>>>

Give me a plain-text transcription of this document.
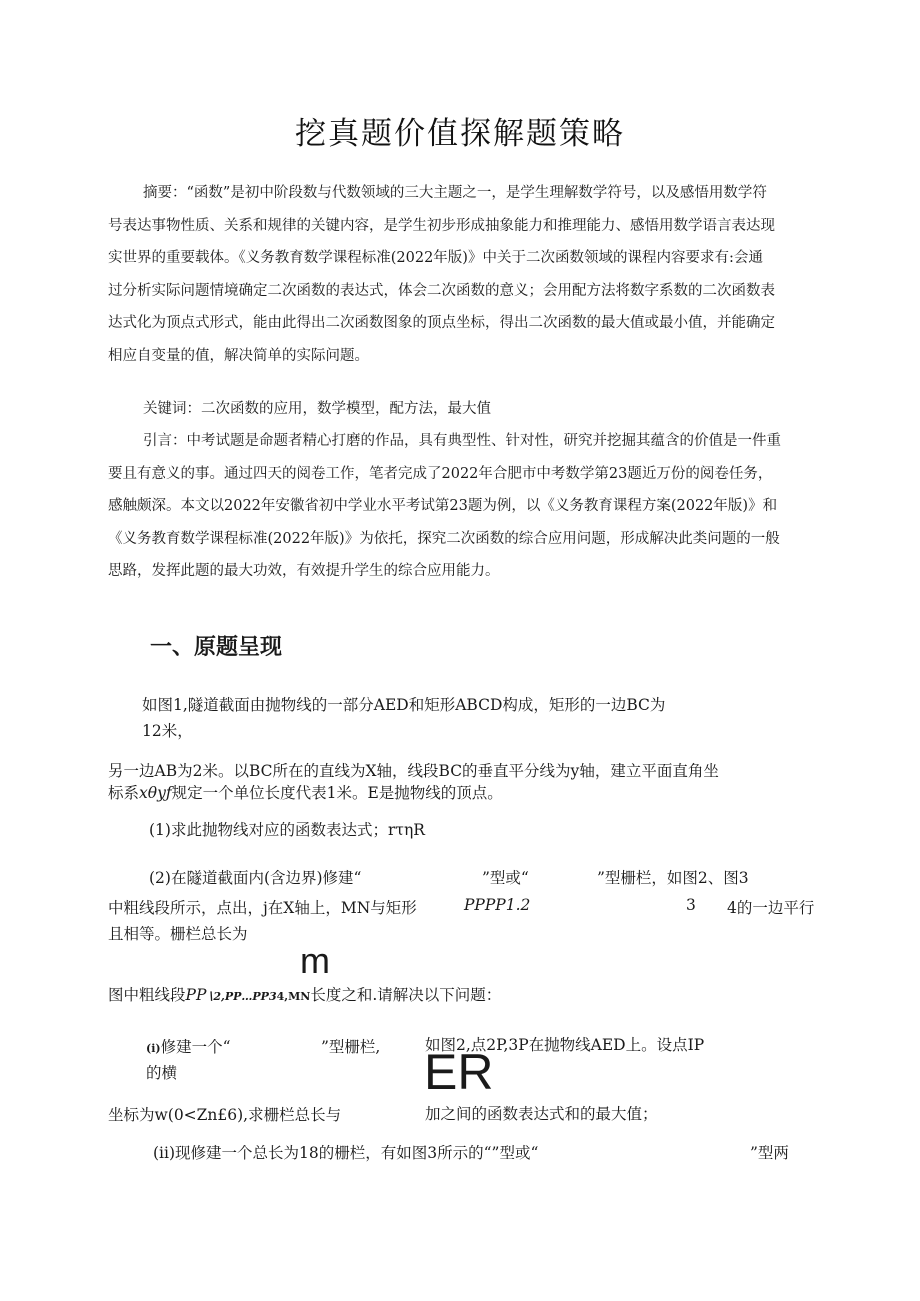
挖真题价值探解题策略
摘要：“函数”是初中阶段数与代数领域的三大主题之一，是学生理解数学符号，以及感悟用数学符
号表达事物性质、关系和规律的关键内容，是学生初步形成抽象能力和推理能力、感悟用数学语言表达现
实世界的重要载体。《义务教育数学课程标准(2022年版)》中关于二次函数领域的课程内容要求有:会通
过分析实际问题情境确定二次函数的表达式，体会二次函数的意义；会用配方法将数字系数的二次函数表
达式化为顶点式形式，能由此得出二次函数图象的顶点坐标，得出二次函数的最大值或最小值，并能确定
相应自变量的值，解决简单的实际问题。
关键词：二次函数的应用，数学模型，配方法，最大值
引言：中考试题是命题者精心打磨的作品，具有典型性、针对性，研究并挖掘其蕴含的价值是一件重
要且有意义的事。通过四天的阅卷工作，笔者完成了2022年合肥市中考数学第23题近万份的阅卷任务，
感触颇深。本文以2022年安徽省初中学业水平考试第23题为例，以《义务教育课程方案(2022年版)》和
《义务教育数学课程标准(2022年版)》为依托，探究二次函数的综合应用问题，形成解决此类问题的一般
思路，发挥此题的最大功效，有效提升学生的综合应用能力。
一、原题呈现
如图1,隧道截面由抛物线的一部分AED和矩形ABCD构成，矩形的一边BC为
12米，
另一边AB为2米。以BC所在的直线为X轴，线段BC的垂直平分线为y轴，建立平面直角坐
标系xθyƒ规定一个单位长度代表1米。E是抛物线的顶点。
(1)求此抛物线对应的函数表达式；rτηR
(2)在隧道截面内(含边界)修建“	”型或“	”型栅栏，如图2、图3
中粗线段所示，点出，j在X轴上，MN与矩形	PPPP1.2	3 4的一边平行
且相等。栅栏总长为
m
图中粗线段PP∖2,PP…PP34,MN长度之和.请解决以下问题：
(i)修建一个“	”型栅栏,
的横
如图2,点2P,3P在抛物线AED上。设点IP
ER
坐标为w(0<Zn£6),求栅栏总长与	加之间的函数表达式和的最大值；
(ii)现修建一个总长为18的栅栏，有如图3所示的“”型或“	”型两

<<<
>>>

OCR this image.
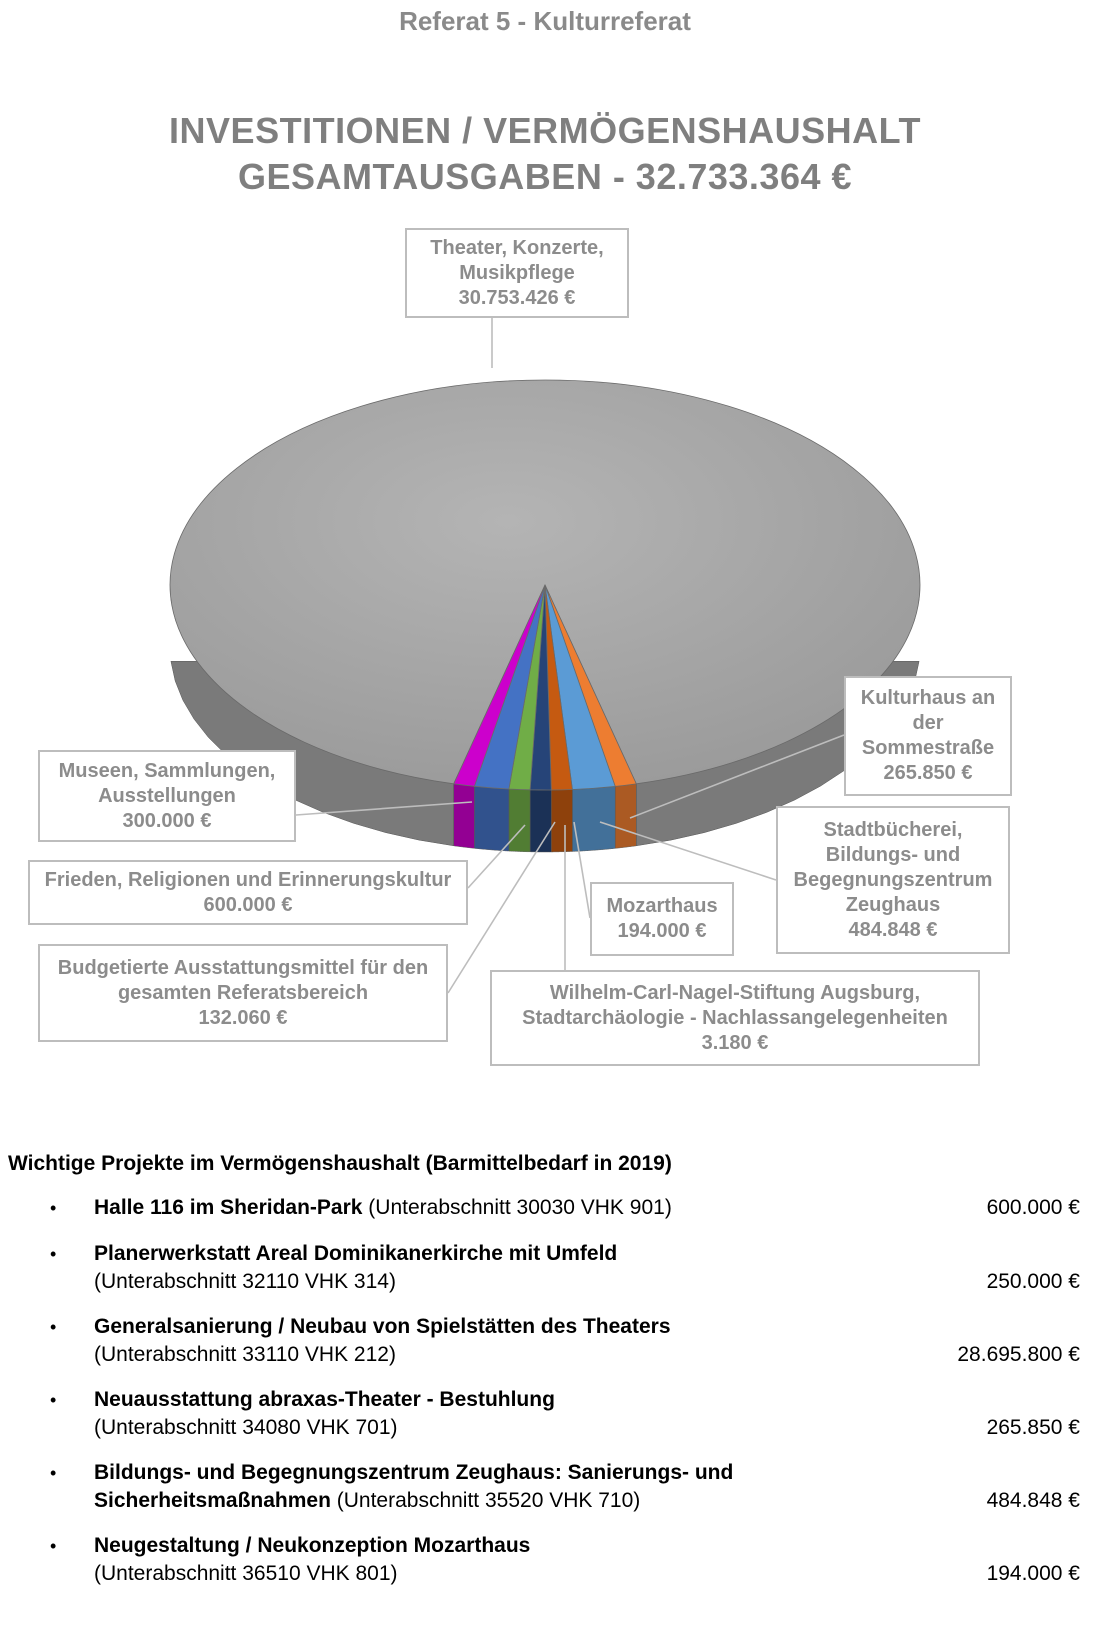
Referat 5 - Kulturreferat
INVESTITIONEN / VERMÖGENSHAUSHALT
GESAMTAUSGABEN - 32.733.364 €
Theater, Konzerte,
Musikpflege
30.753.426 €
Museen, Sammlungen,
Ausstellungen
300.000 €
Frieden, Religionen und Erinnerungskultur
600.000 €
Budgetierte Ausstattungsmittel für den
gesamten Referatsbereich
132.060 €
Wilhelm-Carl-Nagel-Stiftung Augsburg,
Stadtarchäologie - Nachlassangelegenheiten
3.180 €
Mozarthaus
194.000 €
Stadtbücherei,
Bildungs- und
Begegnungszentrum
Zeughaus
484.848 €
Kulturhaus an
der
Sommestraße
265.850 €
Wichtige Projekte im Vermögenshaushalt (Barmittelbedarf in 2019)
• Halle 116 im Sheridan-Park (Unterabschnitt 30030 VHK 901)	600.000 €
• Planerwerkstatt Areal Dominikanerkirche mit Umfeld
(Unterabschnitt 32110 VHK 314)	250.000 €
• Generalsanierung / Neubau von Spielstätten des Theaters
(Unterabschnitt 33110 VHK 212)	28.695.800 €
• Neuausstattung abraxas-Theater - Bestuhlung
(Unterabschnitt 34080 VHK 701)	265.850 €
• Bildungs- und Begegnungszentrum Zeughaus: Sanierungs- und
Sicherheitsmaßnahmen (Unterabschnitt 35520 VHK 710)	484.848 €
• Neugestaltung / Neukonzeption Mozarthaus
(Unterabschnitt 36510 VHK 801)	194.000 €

<<<
>>>

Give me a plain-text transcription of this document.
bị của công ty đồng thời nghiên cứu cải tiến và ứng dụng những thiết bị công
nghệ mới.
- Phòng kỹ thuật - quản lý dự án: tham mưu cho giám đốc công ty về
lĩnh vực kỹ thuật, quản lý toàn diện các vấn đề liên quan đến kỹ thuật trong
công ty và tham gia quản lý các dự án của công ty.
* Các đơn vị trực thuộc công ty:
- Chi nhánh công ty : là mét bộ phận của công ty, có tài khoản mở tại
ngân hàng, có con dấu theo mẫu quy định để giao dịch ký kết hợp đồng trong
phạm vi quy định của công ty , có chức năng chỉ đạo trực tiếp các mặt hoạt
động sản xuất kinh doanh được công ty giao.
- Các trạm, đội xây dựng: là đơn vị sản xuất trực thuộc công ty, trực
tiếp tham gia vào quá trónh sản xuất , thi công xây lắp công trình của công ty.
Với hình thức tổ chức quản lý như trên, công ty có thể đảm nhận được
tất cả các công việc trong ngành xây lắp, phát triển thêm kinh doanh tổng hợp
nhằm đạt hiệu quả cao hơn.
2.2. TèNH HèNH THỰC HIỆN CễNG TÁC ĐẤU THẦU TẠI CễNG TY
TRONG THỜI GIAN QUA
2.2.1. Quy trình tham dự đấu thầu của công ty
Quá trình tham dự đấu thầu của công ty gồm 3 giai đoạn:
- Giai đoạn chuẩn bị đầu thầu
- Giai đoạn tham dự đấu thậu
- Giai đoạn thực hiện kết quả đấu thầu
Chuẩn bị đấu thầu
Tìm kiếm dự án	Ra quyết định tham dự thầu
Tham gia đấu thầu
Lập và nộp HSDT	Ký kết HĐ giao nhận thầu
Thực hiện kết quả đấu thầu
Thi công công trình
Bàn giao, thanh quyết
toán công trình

<<<

→ YOUR TASK
Search the entries for the word "chức" and copy every line that has it.

→ RESULT FOR THIS TASK
phạm vi quy định của công ty , có chức năng chỉ đạo trực tiếp các mặt hoạt
Với hình thức tổ chức quản lý như trên, công ty có thể đảm nhận được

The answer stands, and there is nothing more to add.